| Written exercise |
Extract every line from the records below that contains the word "title".

─── Dataset extract

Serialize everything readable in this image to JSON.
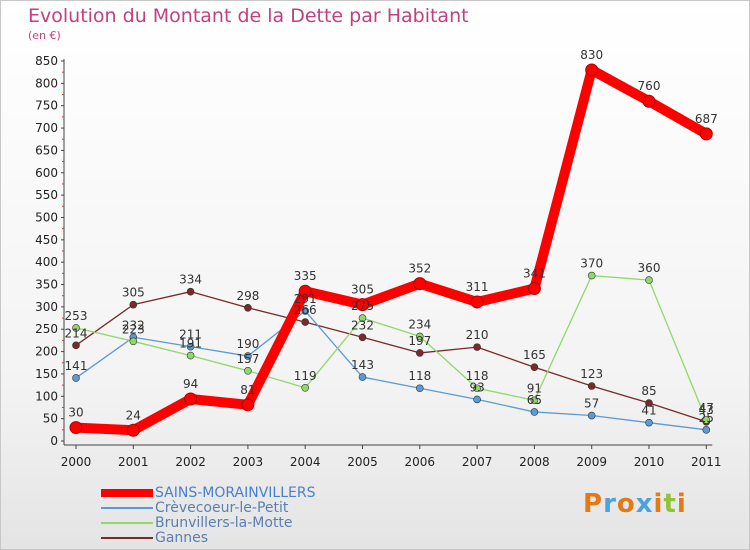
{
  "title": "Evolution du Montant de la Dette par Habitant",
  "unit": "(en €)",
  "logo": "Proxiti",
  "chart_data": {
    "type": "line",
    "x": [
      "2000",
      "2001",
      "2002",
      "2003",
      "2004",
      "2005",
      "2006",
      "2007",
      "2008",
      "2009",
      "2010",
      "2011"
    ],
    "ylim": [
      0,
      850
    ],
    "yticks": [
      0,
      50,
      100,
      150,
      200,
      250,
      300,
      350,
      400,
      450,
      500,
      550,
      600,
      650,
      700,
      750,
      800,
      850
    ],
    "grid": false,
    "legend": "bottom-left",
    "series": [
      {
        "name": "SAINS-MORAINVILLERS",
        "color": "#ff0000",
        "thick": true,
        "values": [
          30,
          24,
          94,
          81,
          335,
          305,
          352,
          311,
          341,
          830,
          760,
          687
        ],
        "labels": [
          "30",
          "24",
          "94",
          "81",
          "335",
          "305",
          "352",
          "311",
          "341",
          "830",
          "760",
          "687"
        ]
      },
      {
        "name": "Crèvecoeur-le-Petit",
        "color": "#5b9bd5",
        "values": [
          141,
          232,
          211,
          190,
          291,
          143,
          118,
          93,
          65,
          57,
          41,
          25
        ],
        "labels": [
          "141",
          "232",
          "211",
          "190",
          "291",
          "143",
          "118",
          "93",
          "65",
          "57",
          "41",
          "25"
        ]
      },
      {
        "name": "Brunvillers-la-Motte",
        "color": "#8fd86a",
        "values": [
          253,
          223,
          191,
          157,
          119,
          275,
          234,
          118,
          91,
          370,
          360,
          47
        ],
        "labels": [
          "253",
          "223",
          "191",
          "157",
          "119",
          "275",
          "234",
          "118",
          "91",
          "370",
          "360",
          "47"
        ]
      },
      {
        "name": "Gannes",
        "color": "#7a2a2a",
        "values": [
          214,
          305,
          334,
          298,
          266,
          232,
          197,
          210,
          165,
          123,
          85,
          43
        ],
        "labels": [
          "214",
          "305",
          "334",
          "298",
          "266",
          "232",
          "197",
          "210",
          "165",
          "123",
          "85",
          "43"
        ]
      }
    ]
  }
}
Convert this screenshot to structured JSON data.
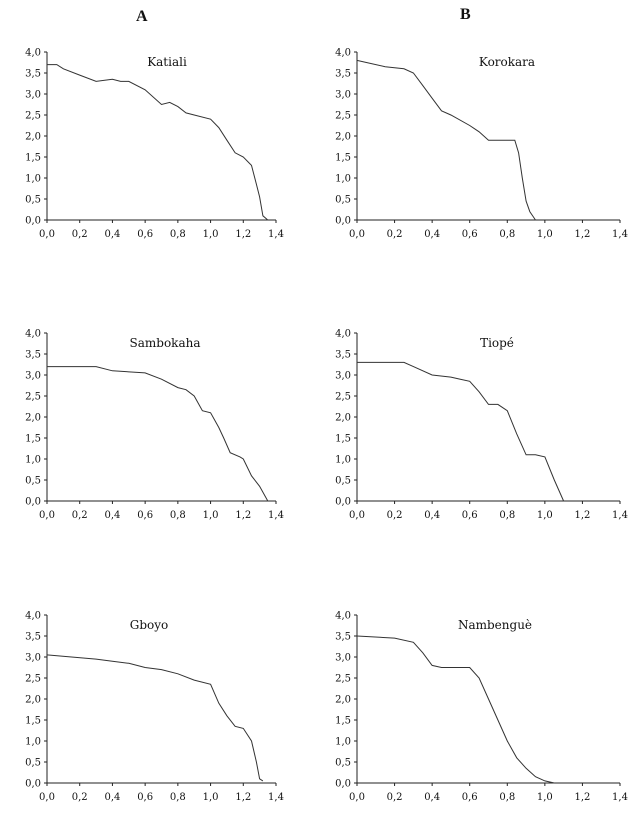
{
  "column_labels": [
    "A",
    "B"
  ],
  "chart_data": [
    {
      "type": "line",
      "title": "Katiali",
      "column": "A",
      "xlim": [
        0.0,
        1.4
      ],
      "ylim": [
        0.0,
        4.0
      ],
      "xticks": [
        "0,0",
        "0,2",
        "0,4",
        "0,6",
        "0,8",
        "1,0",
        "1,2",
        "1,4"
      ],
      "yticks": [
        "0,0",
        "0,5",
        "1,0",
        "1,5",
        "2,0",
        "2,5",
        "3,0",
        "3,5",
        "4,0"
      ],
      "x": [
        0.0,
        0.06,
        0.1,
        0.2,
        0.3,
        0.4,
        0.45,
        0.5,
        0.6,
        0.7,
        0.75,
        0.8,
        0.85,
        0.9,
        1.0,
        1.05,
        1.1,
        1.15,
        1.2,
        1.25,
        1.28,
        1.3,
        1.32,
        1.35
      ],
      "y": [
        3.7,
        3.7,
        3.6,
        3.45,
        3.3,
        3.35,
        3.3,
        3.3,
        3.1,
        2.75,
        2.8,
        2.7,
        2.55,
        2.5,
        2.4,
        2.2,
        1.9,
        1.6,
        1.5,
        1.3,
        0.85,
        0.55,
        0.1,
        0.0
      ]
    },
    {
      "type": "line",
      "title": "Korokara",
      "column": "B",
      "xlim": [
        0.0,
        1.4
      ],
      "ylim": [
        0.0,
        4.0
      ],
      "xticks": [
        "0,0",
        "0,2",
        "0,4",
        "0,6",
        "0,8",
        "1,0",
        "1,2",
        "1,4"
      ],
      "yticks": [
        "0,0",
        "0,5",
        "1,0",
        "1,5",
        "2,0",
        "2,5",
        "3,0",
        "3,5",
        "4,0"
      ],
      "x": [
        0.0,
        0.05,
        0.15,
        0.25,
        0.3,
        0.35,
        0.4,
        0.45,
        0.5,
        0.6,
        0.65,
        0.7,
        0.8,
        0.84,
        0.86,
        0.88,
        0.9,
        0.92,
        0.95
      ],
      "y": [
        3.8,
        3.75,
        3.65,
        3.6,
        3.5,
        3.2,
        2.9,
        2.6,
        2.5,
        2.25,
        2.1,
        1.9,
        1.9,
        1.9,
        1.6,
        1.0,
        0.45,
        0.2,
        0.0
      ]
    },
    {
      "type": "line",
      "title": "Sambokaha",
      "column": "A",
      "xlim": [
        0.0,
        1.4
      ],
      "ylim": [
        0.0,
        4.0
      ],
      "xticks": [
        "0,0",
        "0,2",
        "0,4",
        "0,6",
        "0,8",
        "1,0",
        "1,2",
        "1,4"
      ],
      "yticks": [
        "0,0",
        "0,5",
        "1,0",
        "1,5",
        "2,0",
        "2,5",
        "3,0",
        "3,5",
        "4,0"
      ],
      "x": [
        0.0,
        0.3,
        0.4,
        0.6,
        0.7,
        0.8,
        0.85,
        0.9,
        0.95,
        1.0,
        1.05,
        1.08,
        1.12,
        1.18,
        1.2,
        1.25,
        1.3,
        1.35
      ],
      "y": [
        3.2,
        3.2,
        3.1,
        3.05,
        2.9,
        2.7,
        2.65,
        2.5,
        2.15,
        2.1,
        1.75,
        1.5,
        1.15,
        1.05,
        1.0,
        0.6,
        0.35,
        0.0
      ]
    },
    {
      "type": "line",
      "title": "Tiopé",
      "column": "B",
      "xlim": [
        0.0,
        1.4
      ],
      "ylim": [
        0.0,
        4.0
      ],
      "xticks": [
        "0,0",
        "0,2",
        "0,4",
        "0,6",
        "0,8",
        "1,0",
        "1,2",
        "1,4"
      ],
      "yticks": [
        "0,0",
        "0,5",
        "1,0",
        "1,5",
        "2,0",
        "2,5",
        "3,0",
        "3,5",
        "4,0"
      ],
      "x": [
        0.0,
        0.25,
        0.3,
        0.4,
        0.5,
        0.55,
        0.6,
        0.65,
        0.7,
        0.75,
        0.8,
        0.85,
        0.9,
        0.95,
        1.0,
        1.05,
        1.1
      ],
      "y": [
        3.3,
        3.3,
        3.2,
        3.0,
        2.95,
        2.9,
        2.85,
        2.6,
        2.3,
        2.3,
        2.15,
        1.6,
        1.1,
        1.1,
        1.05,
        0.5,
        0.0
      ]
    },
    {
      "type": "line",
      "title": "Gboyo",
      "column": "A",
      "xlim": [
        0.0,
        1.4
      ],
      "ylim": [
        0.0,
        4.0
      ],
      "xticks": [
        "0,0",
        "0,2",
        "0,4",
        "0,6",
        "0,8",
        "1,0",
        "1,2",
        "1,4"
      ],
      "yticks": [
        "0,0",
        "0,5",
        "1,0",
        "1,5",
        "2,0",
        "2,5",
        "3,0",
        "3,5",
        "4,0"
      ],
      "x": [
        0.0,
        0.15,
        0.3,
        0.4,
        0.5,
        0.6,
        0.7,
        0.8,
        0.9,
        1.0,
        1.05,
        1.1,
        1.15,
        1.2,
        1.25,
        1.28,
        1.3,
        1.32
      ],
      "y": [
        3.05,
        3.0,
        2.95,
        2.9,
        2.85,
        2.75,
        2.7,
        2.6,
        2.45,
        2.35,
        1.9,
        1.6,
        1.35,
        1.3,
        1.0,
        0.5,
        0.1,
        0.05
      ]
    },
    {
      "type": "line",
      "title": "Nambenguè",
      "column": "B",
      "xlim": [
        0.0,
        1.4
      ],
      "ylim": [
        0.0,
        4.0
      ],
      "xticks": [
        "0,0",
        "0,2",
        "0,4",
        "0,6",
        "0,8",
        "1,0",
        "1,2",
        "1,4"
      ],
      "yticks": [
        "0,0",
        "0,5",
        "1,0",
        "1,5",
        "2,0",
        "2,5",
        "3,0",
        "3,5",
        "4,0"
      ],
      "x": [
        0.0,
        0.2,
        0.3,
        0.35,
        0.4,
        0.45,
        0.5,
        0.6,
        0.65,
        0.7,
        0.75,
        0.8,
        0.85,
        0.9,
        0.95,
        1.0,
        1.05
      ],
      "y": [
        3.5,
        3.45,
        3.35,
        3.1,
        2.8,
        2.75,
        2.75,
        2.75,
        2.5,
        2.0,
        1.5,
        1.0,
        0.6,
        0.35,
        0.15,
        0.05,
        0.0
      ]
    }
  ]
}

──────

| Solution for this exercise |
  "title": "Evolution du Montant de la Dette par Habitant",
      "title": "Katiali",
      "title": "Korokara",
      "title": "Sambokaha",
      "title": "Tiopé",
      "title": "Gboyo",
      "title": "Nambenguè",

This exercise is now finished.